#### Items from a figure collection:
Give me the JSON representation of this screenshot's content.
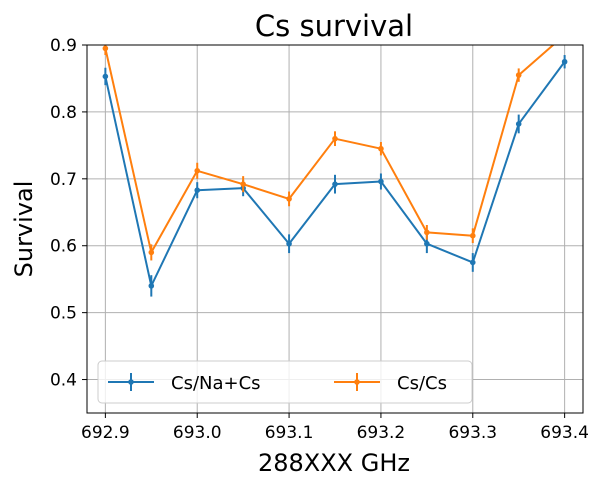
{
  "chart_data": {
    "type": "line",
    "title": "Cs survival",
    "xlabel": "288XXX GHz",
    "ylabel": "Survival",
    "xlim": [
      692.88,
      693.42
    ],
    "ylim": [
      0.35,
      0.9
    ],
    "x_ticks": [
      "692.9",
      "693.0",
      "693.1",
      "693.2",
      "693.3",
      "693.4"
    ],
    "y_ticks": [
      "0.4",
      "0.5",
      "0.6",
      "0.7",
      "0.8",
      "0.9"
    ],
    "grid": true,
    "legend_position": "lower-left",
    "x": [
      692.9,
      692.95,
      693.0,
      693.05,
      693.1,
      693.15,
      693.2,
      693.25,
      693.3,
      693.35,
      693.4
    ],
    "series": [
      {
        "name": "Cs/Na+Cs",
        "color": "#1f77b4",
        "values": [
          0.853,
          0.54,
          0.683,
          0.686,
          0.603,
          0.692,
          0.696,
          0.603,
          0.575,
          0.782,
          0.875
        ],
        "errors": [
          0.013,
          0.016,
          0.012,
          0.012,
          0.014,
          0.014,
          0.012,
          0.014,
          0.014,
          0.014,
          0.01
        ]
      },
      {
        "name": "Cs/Cs",
        "color": "#ff7f0e",
        "values": [
          0.895,
          0.59,
          0.712,
          0.692,
          0.67,
          0.76,
          0.745,
          0.62,
          0.615,
          0.855,
          0.915
        ],
        "errors": [
          0.01,
          0.012,
          0.012,
          0.012,
          0.011,
          0.011,
          0.01,
          0.011,
          0.011,
          0.01,
          0.01
        ]
      }
    ]
  }
}
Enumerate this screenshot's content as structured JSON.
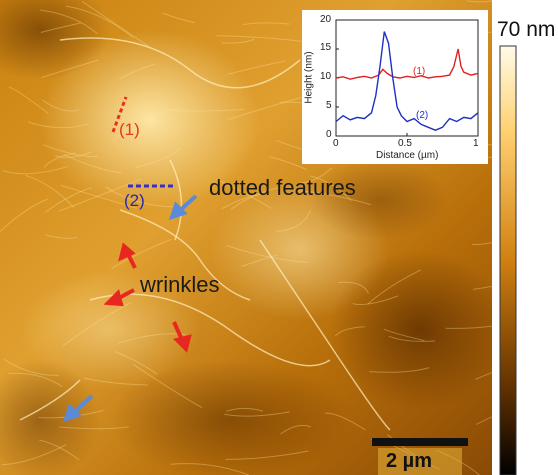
{
  "colorbar": {
    "max_label": "70 nm"
  },
  "annotations": {
    "dotted_features": "dotted features",
    "wrinkles": "wrinkles",
    "marker_1": "(1)",
    "marker_2": "(2)"
  },
  "scale_bar": {
    "label": "2 µm"
  },
  "inset": {
    "xlabel": "Distance (µm)",
    "ylabel": "Height (nm)",
    "x_ticks": [
      "0",
      "0.5",
      "1"
    ],
    "y_ticks": [
      "0",
      "5",
      "10",
      "15",
      "20"
    ],
    "series_labels": [
      "(1)",
      "(2)"
    ],
    "colors": {
      "series_1": "#e02020",
      "series_2": "#2030c0"
    }
  },
  "chart_data": {
    "type": "line",
    "xlabel": "Distance (µm)",
    "ylabel": "Height (nm)",
    "xlim": [
      0,
      1
    ],
    "ylim": [
      0,
      20
    ],
    "series": [
      {
        "name": "(1)",
        "x": [
          0,
          0.05,
          0.1,
          0.15,
          0.2,
          0.25,
          0.3,
          0.33,
          0.36,
          0.4,
          0.45,
          0.5,
          0.55,
          0.6,
          0.65,
          0.7,
          0.75,
          0.8,
          0.83,
          0.86,
          0.88,
          0.9,
          0.95,
          1.0
        ],
        "y": [
          10,
          10.2,
          9.8,
          10.1,
          10.3,
          10,
          10.5,
          11.5,
          10.8,
          10.2,
          10,
          10.3,
          10.1,
          10.4,
          10,
          10.2,
          10.3,
          10.5,
          12,
          15,
          12,
          11,
          10.5,
          10.8
        ]
      },
      {
        "name": "(2)",
        "x": [
          0,
          0.05,
          0.1,
          0.15,
          0.2,
          0.25,
          0.28,
          0.31,
          0.34,
          0.37,
          0.4,
          0.43,
          0.46,
          0.5,
          0.55,
          0.6,
          0.65,
          0.7,
          0.75,
          0.8,
          0.85,
          0.9,
          0.95,
          1.0
        ],
        "y": [
          2.5,
          3.5,
          2.8,
          3.2,
          3,
          4,
          7,
          12,
          18,
          16,
          10,
          5,
          3.5,
          2.5,
          3,
          2,
          1.5,
          1,
          1.5,
          3,
          2.5,
          3.2,
          3,
          4
        ]
      }
    ]
  }
}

#### Given exercise:
Copy the records word for word, leaving no picture in the copy.

#### Result below:
Give me the JSON representation of this screenshot's content.
{
  "chart_data": {
    "type": "line",
    "title": "Cs survival",
    "xlabel": "288XXX GHz",
    "ylabel": "Survival",
    "xlim": [
      692.88,
      693.42
    ],
    "ylim": [
      0.35,
      0.9
    ],
    "x_ticks": [
      "692.9",
      "693.0",
      "693.1",
      "693.2",
      "693.3",
      "693.4"
    ],
    "y_ticks": [
      "0.4",
      "0.5",
      "0.6",
      "0.7",
      "0.8",
      "0.9"
    ],
    "grid": true,
    "legend_position": "lower-left",
    "x": [
      692.9,
      692.95,
      693.0,
      693.05,
      693.1,
      693.15,
      693.2,
      693.25,
      693.3,
      693.35,
      693.4
    ],
    "series": [
      {
        "name": "Cs/Na+Cs",
        "color": "#1f77b4",
        "values": [
          0.853,
          0.54,
          0.683,
          0.686,
          0.603,
          0.692,
          0.696,
          0.603,
          0.575,
          0.782,
          0.875
        ],
        "errors": [
          0.013,
          0.016,
          0.012,
          0.012,
          0.014,
          0.014,
          0.012,
          0.014,
          0.014,
          0.014,
          0.01
        ]
      },
      {
        "name": "Cs/Cs",
        "color": "#ff7f0e",
        "values": [
          0.895,
          0.59,
          0.712,
          0.692,
          0.67,
          0.76,
          0.745,
          0.62,
          0.615,
          0.855,
          0.915
        ],
        "errors": [
          0.01,
          0.012,
          0.012,
          0.012,
          0.011,
          0.011,
          0.01,
          0.011,
          0.011,
          0.01,
          0.01
        ]
      }
    ]
  }
}
Enumerate this screenshot's content as structured JSON.
{
  "colorbar": {
    "max_label": "70 nm"
  },
  "annotations": {
    "dotted_features": "dotted features",
    "wrinkles": "wrinkles",
    "marker_1": "(1)",
    "marker_2": "(2)"
  },
  "scale_bar": {
    "label": "2 µm"
  },
  "inset": {
    "xlabel": "Distance (µm)",
    "ylabel": "Height (nm)",
    "x_ticks": [
      "0",
      "0.5",
      "1"
    ],
    "y_ticks": [
      "0",
      "5",
      "10",
      "15",
      "20"
    ],
    "series_labels": [
      "(1)",
      "(2)"
    ],
    "colors": {
      "series_1": "#e02020",
      "series_2": "#2030c0"
    }
  },
  "chart_data": {
    "type": "line",
    "xlabel": "Distance (µm)",
    "ylabel": "Height (nm)",
    "xlim": [
      0,
      1
    ],
    "ylim": [
      0,
      20
    ],
    "series": [
      {
        "name": "(1)",
        "x": [
          0,
          0.05,
          0.1,
          0.15,
          0.2,
          0.25,
          0.3,
          0.33,
          0.36,
          0.4,
          0.45,
          0.5,
          0.55,
          0.6,
          0.65,
          0.7,
          0.75,
          0.8,
          0.83,
          0.86,
          0.88,
          0.9,
          0.95,
          1.0
        ],
        "y": [
          10,
          10.2,
          9.8,
          10.1,
          10.3,
          10,
          10.5,
          11.5,
          10.8,
          10.2,
          10,
          10.3,
          10.1,
          10.4,
          10,
          10.2,
          10.3,
          10.5,
          12,
          15,
          12,
          11,
          10.5,
          10.8
        ]
      },
      {
        "name": "(2)",
        "x": [
          0,
          0.05,
          0.1,
          0.15,
          0.2,
          0.25,
          0.28,
          0.31,
          0.34,
          0.37,
          0.4,
          0.43,
          0.46,
          0.5,
          0.55,
          0.6,
          0.65,
          0.7,
          0.75,
          0.8,
          0.85,
          0.9,
          0.95,
          1.0
        ],
        "y": [
          2.5,
          3.5,
          2.8,
          3.2,
          3,
          4,
          7,
          12,
          18,
          16,
          10,
          5,
          3.5,
          2.5,
          3,
          2,
          1.5,
          1,
          1.5,
          3,
          2.5,
          3.2,
          3,
          4
        ]
      }
    ]
  }
}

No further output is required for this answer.